### Problem statement
The records should be written out in full, with nothing altered.

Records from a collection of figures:
· · ·
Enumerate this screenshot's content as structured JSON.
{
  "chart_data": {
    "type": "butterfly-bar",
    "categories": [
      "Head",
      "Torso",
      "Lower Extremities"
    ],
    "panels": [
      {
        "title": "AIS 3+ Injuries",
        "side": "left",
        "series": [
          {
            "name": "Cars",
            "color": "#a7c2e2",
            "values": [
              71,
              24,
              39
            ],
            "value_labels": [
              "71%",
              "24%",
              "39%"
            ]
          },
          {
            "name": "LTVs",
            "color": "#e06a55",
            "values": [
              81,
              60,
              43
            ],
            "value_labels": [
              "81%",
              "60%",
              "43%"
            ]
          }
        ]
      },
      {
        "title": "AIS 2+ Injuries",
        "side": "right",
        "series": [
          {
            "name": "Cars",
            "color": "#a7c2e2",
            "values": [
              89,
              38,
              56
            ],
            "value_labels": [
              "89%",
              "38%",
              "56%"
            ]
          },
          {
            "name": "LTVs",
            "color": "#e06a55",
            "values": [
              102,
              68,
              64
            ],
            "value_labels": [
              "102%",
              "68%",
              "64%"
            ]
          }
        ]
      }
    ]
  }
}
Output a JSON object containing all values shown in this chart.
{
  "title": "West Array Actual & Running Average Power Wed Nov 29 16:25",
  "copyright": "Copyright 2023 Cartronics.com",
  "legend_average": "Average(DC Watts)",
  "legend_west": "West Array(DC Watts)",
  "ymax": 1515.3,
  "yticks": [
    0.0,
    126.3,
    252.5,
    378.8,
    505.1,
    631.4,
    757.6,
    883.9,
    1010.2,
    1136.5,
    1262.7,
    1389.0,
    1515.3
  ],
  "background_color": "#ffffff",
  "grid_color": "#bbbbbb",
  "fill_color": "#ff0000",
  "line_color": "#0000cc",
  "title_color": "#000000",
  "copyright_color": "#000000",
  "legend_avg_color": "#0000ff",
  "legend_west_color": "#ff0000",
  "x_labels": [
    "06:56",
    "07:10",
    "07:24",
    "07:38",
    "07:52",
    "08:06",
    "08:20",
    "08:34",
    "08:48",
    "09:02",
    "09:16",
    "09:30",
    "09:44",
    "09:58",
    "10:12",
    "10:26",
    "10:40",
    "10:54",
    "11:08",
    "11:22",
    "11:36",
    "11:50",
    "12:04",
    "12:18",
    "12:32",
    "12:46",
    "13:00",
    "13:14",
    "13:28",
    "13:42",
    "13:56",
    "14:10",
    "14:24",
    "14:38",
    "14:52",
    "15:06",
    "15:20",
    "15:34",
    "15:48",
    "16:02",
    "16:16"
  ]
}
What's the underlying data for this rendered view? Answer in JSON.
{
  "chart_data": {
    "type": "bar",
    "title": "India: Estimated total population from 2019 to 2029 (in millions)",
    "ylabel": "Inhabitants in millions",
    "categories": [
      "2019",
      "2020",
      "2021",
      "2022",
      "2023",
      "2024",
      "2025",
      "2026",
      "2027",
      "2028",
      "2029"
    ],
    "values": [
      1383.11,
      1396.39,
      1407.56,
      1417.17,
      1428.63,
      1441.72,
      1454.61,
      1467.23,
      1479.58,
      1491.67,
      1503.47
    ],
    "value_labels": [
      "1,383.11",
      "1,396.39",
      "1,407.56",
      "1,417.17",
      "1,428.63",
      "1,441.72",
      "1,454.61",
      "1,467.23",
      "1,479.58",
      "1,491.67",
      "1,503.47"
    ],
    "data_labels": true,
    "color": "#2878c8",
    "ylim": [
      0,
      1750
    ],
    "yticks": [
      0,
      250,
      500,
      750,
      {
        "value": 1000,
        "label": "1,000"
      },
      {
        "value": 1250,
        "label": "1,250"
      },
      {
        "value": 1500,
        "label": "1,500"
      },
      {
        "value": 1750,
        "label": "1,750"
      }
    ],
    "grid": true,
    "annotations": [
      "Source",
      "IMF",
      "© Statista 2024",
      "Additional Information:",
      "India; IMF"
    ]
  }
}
· · ·
### Response to the task
Enumerate this screenshot's content as structured JSON.
{
  "chart_data": {
    "type": "butterfly-bar",
    "categories": [
      "Head",
      "Torso",
      "Lower Extremities"
    ],
    "panels": [
      {
        "title": "AIS 3+ Injuries",
        "side": "left",
        "series": [
          {
            "name": "Cars",
            "color": "#a7c2e2",
            "values": [
              71,
              24,
              39
            ],
            "value_labels": [
              "71%",
              "24%",
              "39%"
            ]
          },
          {
            "name": "LTVs",
            "color": "#e06a55",
            "values": [
              81,
              60,
              43
            ],
            "value_labels": [
              "81%",
              "60%",
              "43%"
            ]
          }
        ]
      },
      {
        "title": "AIS 2+ Injuries",
        "side": "right",
        "series": [
          {
            "name": "Cars",
            "color": "#a7c2e2",
            "values": [
              89,
              38,
              56
            ],
            "value_labels": [
              "89%",
              "38%",
              "56%"
            ]
          },
          {
            "name": "LTVs",
            "color": "#e06a55",
            "values": [
              102,
              68,
              64
            ],
            "value_labels": [
              "102%",
              "68%",
              "64%"
            ]
          }
        ]
      }
    ]
  }
}
Output a JSON object containing all values shown in this chart.
{
  "title": "West Array Actual & Running Average Power Wed Nov 29 16:25",
  "copyright": "Copyright 2023 Cartronics.com",
  "legend_average": "Average(DC Watts)",
  "legend_west": "West Array(DC Watts)",
  "ymax": 1515.3,
  "yticks": [
    0.0,
    126.3,
    252.5,
    378.8,
    505.1,
    631.4,
    757.6,
    883.9,
    1010.2,
    1136.5,
    1262.7,
    1389.0,
    1515.3
  ],
  "background_color": "#ffffff",
  "grid_color": "#bbbbbb",
  "fill_color": "#ff0000",
  "line_color": "#0000cc",
  "title_color": "#000000",
  "copyright_color": "#000000",
  "legend_avg_color": "#0000ff",
  "legend_west_color": "#ff0000",
  "x_labels": [
    "06:56",
    "07:10",
    "07:24",
    "07:38",
    "07:52",
    "08:06",
    "08:20",
    "08:34",
    "08:48",
    "09:02",
    "09:16",
    "09:30",
    "09:44",
    "09:58",
    "10:12",
    "10:26",
    "10:40",
    "10:54",
    "11:08",
    "11:22",
    "11:36",
    "11:50",
    "12:04",
    "12:18",
    "12:32",
    "12:46",
    "13:00",
    "13:14",
    "13:28",
    "13:42",
    "13:56",
    "14:10",
    "14:24",
    "14:38",
    "14:52",
    "15:06",
    "15:20",
    "15:34",
    "15:48",
    "16:02",
    "16:16"
  ]
}
What's the underlying data for this rendered view? Answer in JSON.
{
  "chart_data": {
    "type": "bar",
    "title": "India: Estimated total population from 2019 to 2029 (in millions)",
    "ylabel": "Inhabitants in millions",
    "categories": [
      "2019",
      "2020",
      "2021",
      "2022",
      "2023",
      "2024",
      "2025",
      "2026",
      "2027",
      "2028",
      "2029"
    ],
    "values": [
      1383.11,
      1396.39,
      1407.56,
      1417.17,
      1428.63,
      1441.72,
      1454.61,
      1467.23,
      1479.58,
      1491.67,
      1503.47
    ],
    "value_labels": [
      "1,383.11",
      "1,396.39",
      "1,407.56",
      "1,417.17",
      "1,428.63",
      "1,441.72",
      "1,454.61",
      "1,467.23",
      "1,479.58",
      "1,491.67",
      "1,503.47"
    ],
    "data_labels": true,
    "color": "#2878c8",
    "ylim": [
      0,
      1750
    ],
    "yticks": [
      0,
      250,
      500,
      750,
      {
        "value": 1000,
        "label": "1,000"
      },
      {
        "value": 1250,
        "label": "1,250"
      },
      {
        "value": 1500,
        "label": "1,500"
      },
      {
        "value": 1750,
        "label": "1,750"
      }
    ],
    "grid": true,
    "annotations": [
      "Source",
      "IMF",
      "© Statista 2024",
      "Additional Information:",
      "India; IMF"
    ]
  }
}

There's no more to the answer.